## WHAT THE TASK ASKS
Check every line of the entries that follow, and copy the ones containing "heading".

## SUPPLIED MATERIAL
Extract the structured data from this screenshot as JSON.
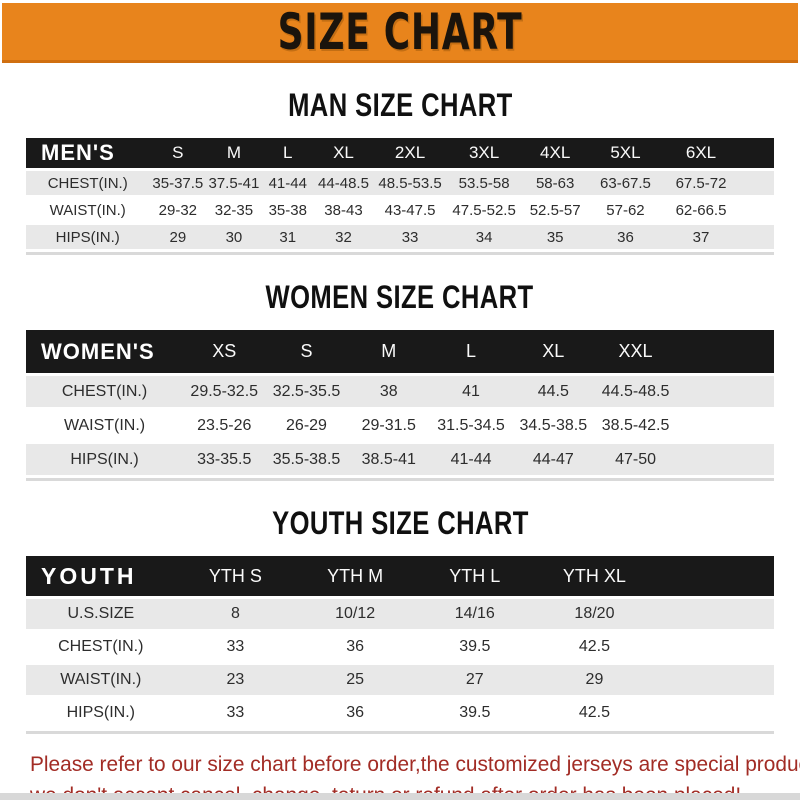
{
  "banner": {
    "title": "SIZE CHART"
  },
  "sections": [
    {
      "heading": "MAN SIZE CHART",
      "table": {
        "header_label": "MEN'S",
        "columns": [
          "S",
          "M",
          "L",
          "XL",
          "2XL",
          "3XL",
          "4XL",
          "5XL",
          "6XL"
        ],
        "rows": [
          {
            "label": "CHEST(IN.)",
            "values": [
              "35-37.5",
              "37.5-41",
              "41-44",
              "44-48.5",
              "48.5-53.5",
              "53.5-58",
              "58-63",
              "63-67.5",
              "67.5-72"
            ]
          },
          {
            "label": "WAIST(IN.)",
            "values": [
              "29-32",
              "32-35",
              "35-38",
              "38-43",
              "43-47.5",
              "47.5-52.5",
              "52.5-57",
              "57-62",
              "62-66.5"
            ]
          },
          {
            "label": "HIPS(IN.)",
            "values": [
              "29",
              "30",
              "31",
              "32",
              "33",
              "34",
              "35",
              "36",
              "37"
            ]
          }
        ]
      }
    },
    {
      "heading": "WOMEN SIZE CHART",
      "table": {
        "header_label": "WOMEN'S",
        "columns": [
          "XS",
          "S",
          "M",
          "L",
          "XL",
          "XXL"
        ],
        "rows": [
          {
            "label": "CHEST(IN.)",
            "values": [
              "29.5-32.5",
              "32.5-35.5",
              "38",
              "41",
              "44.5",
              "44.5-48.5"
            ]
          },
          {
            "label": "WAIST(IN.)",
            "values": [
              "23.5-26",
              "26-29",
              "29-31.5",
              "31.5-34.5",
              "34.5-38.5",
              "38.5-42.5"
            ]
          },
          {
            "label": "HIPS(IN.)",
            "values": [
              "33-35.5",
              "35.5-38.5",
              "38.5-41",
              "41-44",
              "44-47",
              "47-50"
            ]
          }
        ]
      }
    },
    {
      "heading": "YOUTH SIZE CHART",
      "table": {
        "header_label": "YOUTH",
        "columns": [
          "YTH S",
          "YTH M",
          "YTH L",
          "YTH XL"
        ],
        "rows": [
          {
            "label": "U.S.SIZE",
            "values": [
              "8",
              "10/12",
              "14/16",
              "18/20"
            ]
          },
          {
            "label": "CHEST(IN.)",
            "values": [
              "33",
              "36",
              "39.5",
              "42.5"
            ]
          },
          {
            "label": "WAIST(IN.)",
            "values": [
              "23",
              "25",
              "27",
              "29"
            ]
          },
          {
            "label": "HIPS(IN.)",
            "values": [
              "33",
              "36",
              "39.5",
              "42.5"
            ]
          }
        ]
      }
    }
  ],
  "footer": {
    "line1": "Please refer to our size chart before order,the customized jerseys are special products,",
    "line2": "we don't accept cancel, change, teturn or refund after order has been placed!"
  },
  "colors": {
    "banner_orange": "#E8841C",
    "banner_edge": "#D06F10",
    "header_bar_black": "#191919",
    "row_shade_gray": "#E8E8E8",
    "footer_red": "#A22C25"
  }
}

## TASK RESPONSE
      "heading": "MAN SIZE CHART",
      "heading": "WOMEN SIZE CHART",
      "heading": "YOUTH SIZE CHART",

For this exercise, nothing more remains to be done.